===== Dataset rows

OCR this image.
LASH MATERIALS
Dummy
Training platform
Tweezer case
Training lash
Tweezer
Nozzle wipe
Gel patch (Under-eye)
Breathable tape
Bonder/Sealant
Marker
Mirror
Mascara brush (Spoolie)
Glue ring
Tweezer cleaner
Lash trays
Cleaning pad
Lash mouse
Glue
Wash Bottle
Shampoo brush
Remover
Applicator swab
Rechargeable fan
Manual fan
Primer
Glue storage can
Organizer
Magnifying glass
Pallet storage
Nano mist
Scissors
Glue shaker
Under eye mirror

==========

Written task: Reproduce the material exactly, with every line intact.

Response to the task:
OCR this image.
LASH MATERIALS
Dummy
Training platform
Tweezer case
Training lash
Tweezer
Nozzle wipe
Gel patch (Under-eye)
Breathable tape
Bonder/Sealant
Marker
Mirror
Mascara brush (Spoolie)
Glue ring
Tweezer cleaner
Lash trays
Cleaning pad
Lash mouse
Glue
Wash Bottle
Shampoo brush
Remover
Applicator swab
Rechargeable fan
Manual fan
Primer
Glue storage can
Organizer
Magnifying glass
Pallet storage
Nano mist
Scissors
Glue shaker
Under eye mirror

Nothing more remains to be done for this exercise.